BEGIN RECORDS PROVIDED

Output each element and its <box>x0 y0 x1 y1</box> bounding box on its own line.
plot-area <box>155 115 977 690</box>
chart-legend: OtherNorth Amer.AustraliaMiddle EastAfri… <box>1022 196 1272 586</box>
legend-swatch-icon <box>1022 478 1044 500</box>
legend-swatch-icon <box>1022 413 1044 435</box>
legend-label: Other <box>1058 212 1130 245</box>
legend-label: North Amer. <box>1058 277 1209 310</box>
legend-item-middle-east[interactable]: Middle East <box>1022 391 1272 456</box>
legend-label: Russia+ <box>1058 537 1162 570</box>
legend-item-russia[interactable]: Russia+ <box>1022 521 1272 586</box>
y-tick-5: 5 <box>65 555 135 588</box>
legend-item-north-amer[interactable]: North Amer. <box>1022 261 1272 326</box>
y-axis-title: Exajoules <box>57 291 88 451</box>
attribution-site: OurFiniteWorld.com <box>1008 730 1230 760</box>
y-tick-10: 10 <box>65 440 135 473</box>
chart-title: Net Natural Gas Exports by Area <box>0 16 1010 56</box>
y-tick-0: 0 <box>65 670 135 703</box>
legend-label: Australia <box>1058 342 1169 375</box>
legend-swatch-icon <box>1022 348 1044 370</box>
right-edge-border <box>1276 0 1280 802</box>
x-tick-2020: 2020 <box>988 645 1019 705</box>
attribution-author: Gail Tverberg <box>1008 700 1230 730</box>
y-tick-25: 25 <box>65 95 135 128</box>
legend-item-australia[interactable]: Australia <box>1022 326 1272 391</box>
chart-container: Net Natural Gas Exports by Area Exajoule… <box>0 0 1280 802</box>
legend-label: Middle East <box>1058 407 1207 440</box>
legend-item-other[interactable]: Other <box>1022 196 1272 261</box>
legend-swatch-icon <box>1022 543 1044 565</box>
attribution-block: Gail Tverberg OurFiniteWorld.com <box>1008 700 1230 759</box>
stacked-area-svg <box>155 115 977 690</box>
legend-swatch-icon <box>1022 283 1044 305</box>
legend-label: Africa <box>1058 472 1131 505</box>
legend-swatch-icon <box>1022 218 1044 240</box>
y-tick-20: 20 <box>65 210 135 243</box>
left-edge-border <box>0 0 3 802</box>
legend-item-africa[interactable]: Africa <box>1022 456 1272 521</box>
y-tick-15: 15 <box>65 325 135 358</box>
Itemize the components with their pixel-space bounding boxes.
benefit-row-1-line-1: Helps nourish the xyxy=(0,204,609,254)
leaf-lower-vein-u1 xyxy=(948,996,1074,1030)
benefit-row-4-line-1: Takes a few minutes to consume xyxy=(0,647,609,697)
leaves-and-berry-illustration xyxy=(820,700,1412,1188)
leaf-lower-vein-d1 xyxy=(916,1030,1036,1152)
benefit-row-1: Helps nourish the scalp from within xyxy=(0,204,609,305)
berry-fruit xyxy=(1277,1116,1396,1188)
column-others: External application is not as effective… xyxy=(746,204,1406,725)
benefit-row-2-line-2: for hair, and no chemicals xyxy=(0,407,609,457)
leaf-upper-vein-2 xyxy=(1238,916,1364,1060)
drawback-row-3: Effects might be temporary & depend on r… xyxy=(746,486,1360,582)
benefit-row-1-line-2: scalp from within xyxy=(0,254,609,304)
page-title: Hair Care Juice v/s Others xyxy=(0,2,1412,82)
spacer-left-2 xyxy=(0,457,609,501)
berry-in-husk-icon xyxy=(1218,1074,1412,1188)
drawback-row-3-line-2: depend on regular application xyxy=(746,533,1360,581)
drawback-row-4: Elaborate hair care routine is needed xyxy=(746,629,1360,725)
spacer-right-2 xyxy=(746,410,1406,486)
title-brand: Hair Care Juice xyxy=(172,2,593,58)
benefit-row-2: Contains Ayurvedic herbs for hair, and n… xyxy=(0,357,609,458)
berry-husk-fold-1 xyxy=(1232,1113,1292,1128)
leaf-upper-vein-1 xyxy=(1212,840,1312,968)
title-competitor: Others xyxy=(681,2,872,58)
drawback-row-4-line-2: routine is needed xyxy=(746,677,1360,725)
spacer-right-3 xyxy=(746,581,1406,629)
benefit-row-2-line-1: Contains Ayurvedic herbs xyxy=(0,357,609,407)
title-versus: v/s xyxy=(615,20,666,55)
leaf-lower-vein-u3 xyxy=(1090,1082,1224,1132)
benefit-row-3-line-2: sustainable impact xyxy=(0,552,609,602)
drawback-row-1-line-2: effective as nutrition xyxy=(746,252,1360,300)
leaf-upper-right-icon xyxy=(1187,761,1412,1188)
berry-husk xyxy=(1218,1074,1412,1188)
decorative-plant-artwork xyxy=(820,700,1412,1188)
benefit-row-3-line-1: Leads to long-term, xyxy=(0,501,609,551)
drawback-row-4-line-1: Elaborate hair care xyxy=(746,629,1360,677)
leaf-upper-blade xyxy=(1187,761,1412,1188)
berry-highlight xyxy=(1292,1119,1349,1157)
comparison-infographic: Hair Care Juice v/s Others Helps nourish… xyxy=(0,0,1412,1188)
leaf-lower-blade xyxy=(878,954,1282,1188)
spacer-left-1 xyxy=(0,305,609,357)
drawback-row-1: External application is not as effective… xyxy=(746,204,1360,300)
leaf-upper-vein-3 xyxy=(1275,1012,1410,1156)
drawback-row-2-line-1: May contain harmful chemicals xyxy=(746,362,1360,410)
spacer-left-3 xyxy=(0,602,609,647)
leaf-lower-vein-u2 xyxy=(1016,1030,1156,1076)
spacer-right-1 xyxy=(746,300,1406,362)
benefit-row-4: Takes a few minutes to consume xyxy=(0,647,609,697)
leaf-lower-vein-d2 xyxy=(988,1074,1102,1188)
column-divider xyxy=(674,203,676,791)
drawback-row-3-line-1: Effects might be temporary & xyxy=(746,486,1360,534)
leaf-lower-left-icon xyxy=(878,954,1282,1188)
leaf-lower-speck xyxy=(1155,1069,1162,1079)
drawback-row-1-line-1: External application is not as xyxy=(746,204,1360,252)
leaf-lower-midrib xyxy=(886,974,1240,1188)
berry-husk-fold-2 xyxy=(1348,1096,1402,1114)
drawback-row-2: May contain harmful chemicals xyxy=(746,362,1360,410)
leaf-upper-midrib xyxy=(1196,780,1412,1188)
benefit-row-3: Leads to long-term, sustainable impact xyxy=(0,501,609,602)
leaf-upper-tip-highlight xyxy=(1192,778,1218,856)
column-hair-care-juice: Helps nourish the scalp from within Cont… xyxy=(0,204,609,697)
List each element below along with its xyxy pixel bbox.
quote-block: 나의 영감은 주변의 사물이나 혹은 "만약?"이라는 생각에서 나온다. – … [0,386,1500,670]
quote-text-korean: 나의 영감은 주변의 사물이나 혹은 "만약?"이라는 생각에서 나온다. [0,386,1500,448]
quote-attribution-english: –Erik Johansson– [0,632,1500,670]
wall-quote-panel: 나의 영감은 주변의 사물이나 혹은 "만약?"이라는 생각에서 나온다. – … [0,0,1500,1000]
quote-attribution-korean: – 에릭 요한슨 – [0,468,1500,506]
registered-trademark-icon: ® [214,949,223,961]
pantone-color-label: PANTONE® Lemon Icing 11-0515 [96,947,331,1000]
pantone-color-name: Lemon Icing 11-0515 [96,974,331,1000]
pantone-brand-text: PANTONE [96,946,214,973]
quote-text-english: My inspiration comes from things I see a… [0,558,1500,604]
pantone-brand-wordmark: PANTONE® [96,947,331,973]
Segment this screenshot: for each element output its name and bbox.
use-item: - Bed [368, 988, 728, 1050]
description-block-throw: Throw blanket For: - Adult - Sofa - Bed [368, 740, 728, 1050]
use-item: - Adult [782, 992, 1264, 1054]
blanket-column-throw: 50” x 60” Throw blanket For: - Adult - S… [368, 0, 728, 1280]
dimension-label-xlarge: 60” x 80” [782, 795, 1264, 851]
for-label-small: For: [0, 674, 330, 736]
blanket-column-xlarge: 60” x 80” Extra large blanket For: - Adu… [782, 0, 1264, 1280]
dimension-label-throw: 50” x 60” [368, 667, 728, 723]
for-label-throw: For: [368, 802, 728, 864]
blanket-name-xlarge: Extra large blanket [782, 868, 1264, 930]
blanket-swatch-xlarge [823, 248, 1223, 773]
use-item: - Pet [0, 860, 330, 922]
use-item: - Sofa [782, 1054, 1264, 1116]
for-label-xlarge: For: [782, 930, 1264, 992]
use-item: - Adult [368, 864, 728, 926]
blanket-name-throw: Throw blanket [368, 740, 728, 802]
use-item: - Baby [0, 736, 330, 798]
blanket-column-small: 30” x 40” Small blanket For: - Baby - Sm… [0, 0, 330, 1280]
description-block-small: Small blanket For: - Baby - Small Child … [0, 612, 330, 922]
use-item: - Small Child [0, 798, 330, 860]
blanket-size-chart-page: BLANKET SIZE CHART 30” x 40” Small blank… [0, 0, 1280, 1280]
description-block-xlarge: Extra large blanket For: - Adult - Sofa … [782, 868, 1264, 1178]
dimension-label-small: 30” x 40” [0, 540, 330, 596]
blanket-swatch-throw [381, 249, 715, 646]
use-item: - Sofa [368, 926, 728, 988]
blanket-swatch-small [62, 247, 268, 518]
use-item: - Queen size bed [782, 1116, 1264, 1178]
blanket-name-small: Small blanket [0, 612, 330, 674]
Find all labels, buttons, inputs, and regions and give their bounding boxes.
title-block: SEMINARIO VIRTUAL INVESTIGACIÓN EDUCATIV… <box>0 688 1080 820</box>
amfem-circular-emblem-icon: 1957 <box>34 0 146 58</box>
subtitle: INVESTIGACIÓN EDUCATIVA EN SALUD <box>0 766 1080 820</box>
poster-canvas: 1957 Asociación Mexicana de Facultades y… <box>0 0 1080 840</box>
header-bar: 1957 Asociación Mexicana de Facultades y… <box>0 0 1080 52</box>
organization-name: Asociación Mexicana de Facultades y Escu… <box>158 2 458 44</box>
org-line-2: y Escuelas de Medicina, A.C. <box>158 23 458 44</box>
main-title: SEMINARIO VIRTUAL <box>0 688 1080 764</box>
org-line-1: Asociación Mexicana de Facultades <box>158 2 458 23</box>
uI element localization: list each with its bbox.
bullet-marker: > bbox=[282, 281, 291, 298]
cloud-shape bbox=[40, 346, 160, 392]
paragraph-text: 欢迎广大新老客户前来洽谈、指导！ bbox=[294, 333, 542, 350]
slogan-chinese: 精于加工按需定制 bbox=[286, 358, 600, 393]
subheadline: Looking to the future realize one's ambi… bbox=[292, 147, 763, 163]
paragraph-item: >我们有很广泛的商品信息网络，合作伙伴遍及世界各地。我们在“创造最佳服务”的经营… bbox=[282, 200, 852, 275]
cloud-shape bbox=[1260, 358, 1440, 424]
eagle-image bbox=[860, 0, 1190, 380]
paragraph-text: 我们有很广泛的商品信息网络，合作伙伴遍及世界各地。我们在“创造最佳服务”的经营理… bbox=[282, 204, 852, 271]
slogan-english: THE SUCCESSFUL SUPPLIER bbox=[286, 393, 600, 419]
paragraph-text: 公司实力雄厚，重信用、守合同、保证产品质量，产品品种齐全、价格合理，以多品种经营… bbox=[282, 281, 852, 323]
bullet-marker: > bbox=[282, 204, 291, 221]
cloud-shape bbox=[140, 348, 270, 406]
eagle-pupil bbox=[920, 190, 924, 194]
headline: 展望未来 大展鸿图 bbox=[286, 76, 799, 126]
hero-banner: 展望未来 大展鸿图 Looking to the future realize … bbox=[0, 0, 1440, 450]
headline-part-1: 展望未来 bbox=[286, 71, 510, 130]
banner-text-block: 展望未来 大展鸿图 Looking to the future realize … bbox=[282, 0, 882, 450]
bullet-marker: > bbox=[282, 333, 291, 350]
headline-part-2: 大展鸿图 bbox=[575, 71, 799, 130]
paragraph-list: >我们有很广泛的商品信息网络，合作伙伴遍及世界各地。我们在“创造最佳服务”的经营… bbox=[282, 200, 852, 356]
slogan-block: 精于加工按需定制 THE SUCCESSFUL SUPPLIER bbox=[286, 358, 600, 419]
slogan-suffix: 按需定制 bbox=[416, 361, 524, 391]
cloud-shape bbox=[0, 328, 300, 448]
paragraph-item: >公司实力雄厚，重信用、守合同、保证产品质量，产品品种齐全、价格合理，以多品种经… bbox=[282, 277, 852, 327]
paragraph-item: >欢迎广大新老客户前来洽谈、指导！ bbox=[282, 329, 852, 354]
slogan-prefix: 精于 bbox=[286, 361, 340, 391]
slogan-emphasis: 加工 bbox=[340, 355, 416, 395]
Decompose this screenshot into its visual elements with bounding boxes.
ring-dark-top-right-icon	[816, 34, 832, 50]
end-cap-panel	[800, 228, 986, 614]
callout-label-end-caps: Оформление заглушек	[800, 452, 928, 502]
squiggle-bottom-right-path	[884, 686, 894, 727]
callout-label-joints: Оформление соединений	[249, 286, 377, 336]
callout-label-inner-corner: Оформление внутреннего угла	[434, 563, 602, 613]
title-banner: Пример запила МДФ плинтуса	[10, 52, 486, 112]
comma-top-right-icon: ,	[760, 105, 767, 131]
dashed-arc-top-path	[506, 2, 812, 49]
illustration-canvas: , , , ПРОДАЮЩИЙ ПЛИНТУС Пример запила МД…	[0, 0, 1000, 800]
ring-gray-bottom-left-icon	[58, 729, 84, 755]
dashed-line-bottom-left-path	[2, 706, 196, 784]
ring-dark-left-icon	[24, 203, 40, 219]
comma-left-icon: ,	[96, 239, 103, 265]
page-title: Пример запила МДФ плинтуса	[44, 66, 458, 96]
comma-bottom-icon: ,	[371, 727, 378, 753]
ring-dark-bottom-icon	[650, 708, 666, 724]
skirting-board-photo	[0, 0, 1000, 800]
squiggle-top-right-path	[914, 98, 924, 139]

END RECORDS PROVIDED

» PROBLEM: Starting from the first line of the material and stopping after the line that contains "legend-label: Australia <box>1058", swap "Exajoules" for "Petajoules" and give those lines back with nothing else altered.

» SOLUTION FOR THIS TASK:
Output each element and its <box>x0 y0 x1 y1</box> bounding box on its own line.
plot-area <box>155 115 977 690</box>
chart-legend: OtherNorth Amer.AustraliaMiddle EastAfri… <box>1022 196 1272 586</box>
legend-swatch-icon <box>1022 478 1044 500</box>
legend-swatch-icon <box>1022 413 1044 435</box>
legend-label: Other <box>1058 212 1130 245</box>
legend-label: North Amer. <box>1058 277 1209 310</box>
legend-item-middle-east[interactable]: Middle East <box>1022 391 1272 456</box>
legend-label: Russia+ <box>1058 537 1162 570</box>
legend-item-russia[interactable]: Russia+ <box>1022 521 1272 586</box>
y-tick-5: 5 <box>65 555 135 588</box>
legend-item-north-amer[interactable]: North Amer. <box>1022 261 1272 326</box>
y-axis-title: Petajoules <box>57 291 88 451</box>
attribution-site: OurFiniteWorld.com <box>1008 730 1230 760</box>
y-tick-10: 10 <box>65 440 135 473</box>
chart-title: Net Natural Gas Exports by Area <box>0 16 1010 56</box>
y-tick-0: 0 <box>65 670 135 703</box>
legend-label: Australia <box>1058 342 1169 375</box>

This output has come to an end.